▶ [Records from a collection of figures]:
# # # # #
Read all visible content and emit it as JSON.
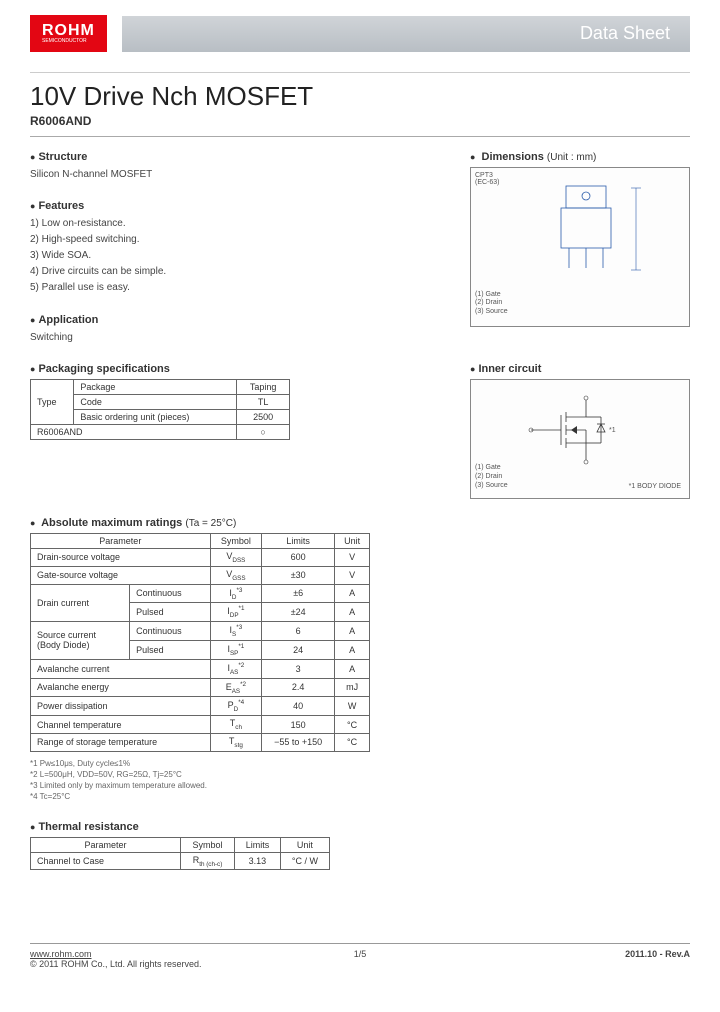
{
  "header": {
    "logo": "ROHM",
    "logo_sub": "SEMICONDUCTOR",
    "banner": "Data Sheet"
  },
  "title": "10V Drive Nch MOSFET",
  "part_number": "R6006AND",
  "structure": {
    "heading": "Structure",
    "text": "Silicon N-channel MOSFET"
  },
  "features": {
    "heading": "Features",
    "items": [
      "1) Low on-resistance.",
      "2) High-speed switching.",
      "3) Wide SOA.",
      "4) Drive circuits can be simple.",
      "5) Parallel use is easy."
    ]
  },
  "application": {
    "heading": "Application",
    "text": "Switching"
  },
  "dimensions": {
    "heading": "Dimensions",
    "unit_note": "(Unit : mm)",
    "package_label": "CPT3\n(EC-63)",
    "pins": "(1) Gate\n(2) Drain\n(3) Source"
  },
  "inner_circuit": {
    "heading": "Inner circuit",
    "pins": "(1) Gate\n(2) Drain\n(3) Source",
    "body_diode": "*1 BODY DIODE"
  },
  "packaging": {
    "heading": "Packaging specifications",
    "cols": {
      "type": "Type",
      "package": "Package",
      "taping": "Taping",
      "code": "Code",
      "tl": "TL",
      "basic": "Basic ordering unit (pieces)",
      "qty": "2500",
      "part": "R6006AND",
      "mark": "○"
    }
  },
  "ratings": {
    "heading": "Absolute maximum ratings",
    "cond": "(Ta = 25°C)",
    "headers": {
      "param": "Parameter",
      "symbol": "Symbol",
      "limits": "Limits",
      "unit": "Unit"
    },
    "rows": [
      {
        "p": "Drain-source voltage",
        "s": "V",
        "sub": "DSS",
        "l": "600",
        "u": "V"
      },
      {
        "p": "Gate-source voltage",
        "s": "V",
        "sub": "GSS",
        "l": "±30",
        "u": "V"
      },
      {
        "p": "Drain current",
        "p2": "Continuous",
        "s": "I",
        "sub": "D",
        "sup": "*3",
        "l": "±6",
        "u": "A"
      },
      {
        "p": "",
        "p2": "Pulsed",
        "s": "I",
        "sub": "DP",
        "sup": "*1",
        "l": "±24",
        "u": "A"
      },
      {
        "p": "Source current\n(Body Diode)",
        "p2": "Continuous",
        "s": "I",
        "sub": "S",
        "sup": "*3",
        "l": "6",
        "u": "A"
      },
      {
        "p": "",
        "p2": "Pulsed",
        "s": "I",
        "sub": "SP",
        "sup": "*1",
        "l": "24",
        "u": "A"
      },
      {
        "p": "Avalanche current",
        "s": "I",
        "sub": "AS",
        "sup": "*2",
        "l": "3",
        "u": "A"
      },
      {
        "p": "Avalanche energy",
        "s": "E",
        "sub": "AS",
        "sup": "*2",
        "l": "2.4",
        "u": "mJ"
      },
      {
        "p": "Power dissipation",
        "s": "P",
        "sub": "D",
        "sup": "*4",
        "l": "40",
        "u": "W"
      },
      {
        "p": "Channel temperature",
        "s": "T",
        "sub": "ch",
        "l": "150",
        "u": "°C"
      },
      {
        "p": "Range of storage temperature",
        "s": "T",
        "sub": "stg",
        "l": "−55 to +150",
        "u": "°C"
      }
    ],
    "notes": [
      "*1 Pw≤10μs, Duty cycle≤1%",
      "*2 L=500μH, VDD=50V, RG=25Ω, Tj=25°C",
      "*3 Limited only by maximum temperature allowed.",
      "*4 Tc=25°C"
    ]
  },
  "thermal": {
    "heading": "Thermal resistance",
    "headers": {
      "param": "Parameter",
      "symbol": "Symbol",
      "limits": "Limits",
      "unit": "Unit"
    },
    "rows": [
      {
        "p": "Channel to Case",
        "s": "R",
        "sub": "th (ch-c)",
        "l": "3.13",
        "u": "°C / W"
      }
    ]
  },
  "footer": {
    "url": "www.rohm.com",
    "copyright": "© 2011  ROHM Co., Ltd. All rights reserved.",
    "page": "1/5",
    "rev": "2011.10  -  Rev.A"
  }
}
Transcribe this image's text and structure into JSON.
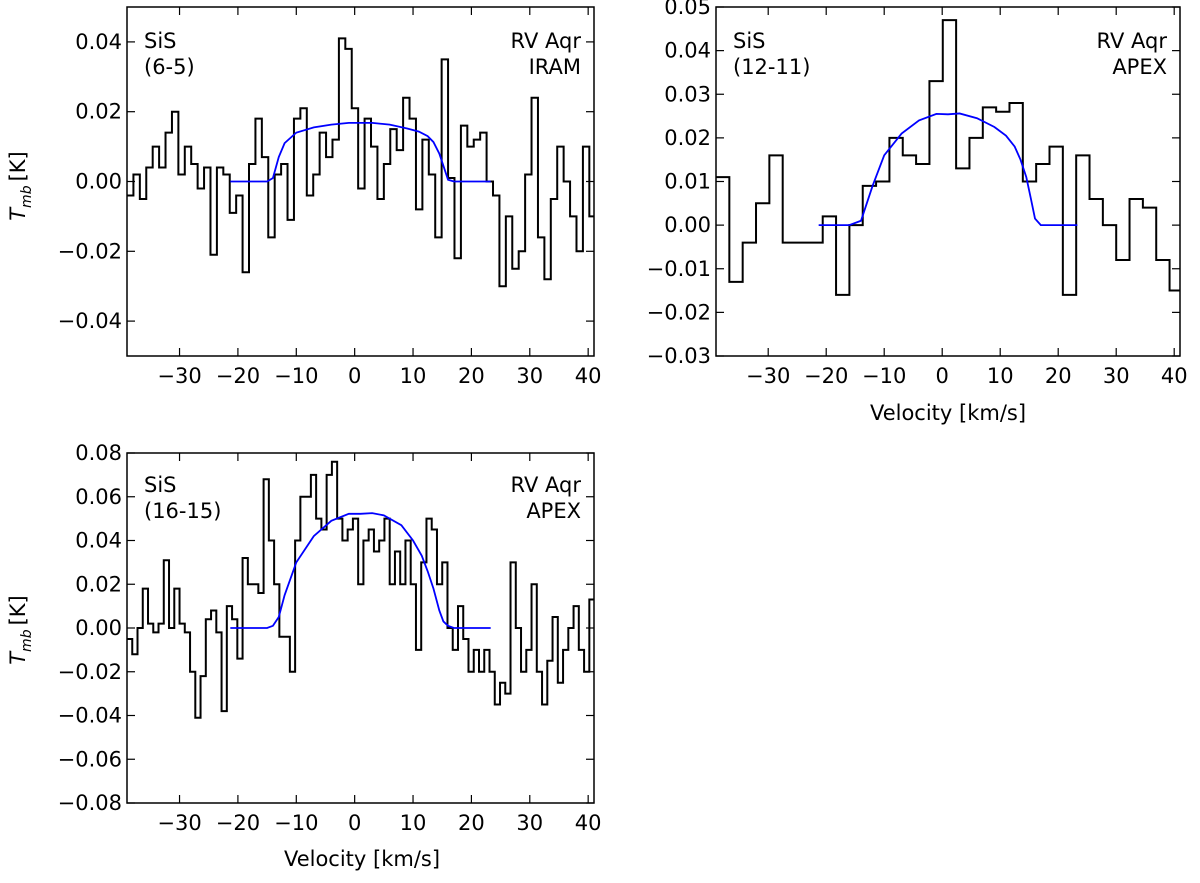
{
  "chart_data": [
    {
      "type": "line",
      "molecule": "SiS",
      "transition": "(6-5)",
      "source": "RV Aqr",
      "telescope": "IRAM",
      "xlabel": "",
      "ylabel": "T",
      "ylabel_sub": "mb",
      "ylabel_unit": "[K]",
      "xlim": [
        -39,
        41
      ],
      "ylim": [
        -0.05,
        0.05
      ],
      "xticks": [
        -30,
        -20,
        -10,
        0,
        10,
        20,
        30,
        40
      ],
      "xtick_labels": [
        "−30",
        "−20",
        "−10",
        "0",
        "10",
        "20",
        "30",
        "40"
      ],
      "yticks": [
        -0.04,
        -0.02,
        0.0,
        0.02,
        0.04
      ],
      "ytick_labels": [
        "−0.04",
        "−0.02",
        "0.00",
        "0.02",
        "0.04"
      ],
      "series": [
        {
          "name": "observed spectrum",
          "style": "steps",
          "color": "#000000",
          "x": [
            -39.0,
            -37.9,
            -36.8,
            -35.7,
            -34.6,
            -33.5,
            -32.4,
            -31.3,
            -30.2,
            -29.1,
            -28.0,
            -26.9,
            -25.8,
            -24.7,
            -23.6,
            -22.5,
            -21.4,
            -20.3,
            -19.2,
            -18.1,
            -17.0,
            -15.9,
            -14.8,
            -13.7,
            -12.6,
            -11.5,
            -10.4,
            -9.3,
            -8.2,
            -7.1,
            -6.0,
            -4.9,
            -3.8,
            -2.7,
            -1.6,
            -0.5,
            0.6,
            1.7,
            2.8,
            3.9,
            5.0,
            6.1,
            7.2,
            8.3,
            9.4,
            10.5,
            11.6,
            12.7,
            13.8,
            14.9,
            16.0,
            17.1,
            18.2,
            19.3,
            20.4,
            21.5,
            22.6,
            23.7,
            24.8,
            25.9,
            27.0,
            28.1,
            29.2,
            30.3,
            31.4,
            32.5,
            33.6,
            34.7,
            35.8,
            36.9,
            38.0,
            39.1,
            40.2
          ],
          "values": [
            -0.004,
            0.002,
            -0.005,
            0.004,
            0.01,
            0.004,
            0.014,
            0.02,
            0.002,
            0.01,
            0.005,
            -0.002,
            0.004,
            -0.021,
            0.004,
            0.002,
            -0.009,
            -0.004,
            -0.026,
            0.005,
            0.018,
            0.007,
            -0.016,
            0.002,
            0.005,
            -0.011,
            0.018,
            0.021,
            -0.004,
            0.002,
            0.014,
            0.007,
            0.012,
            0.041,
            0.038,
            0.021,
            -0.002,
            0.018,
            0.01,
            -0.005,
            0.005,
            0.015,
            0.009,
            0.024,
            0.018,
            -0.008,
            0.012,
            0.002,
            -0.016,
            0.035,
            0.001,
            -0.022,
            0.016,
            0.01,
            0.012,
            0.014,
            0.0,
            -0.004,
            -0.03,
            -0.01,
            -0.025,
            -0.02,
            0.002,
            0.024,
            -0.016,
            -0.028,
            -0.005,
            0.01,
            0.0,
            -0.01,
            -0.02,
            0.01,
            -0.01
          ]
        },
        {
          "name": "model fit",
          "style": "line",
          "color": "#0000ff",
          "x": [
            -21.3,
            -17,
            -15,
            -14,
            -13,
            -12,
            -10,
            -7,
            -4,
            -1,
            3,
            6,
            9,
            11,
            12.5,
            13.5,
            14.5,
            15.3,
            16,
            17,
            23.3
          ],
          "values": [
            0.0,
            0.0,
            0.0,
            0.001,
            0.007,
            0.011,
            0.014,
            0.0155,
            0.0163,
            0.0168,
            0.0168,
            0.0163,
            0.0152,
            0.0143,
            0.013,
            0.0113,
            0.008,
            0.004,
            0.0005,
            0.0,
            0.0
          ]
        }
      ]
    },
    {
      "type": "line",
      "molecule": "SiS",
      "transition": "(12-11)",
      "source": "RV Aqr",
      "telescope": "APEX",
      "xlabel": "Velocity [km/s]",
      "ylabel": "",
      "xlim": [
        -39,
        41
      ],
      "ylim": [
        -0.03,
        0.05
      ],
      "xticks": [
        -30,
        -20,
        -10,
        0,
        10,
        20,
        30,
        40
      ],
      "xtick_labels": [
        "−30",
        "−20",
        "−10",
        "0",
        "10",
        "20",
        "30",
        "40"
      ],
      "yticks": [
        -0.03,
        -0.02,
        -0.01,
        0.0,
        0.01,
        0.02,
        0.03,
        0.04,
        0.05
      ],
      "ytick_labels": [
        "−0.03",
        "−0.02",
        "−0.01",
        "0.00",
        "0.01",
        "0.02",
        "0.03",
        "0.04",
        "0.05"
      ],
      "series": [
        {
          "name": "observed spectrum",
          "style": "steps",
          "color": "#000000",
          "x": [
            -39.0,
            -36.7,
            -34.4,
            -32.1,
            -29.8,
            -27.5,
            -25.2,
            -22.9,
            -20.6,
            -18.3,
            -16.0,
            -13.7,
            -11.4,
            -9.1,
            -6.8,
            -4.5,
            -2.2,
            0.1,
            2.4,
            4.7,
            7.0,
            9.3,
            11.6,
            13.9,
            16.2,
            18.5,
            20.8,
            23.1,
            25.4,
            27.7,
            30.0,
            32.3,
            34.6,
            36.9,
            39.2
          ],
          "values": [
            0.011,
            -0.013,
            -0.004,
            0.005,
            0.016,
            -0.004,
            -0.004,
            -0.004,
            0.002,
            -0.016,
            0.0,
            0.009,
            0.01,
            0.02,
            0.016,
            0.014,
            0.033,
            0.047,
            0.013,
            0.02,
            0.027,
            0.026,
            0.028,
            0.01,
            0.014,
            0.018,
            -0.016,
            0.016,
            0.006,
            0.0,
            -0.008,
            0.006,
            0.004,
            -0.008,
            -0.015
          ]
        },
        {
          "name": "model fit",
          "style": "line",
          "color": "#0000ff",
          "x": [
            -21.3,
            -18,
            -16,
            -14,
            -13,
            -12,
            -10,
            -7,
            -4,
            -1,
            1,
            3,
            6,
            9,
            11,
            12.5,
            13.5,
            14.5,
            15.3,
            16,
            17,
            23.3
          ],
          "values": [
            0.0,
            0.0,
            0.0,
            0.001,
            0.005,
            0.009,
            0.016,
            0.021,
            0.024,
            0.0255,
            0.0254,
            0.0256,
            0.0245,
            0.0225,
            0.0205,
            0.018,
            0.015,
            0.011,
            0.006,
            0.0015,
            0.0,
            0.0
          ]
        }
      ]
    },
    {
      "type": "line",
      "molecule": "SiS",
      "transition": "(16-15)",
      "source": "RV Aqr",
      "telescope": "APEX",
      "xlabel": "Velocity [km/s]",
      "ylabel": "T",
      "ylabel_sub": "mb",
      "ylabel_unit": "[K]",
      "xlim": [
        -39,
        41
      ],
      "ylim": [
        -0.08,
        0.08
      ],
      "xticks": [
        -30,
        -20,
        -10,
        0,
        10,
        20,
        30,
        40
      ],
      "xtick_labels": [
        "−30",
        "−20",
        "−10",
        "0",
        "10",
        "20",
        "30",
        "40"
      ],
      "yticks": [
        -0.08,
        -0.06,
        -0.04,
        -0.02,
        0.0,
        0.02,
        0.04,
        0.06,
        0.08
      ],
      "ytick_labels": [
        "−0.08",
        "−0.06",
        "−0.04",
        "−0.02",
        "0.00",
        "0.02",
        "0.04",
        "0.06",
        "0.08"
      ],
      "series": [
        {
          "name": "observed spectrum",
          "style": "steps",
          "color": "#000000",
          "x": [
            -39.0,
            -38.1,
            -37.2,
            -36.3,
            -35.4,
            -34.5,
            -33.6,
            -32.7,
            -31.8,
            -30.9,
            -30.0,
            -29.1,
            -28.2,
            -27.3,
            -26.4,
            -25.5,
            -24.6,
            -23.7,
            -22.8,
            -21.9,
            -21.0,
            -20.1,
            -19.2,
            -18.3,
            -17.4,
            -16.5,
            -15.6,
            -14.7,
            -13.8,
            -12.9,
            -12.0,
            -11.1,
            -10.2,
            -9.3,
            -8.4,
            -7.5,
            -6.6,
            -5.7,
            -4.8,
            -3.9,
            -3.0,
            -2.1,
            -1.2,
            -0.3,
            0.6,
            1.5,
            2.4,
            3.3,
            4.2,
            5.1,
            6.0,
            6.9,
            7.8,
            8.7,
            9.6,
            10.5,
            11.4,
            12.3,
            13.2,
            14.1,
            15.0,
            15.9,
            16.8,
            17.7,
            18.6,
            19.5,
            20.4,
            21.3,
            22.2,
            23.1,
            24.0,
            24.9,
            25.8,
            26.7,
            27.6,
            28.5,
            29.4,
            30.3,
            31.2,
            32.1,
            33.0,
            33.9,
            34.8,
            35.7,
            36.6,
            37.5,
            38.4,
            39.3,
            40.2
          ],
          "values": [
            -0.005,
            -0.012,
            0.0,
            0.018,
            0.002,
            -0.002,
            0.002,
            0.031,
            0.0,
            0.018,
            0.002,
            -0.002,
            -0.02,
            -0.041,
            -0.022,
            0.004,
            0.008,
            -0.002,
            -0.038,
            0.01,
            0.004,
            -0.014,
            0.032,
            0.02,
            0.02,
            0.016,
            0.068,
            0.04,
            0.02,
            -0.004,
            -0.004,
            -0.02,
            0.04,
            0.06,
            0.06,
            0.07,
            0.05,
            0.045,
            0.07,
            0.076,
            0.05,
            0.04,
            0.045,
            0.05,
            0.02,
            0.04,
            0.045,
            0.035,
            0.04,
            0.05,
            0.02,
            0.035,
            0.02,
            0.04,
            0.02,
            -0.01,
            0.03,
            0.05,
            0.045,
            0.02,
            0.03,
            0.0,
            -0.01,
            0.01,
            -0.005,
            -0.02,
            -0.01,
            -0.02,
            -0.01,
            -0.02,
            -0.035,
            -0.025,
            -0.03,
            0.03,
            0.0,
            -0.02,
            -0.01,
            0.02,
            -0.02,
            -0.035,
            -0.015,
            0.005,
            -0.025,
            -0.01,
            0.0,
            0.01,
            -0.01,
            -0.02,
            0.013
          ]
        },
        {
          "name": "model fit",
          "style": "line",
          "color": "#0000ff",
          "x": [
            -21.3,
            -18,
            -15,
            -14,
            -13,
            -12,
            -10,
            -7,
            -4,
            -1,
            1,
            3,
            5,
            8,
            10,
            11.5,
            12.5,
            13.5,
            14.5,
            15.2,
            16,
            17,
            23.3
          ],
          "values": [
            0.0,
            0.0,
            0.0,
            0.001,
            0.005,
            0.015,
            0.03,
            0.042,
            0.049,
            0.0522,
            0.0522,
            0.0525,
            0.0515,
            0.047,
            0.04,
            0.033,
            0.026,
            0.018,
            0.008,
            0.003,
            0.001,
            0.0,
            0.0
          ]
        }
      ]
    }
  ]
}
# # # # #
▶ [WHAT TO PRODUCE]: Pull every line containing the word "Avalanche" out of the entries above.

▶ [RESPONSE FOR THIS EXERCISE]:
        "p": "Avalanche current",
        "p": "Avalanche energy",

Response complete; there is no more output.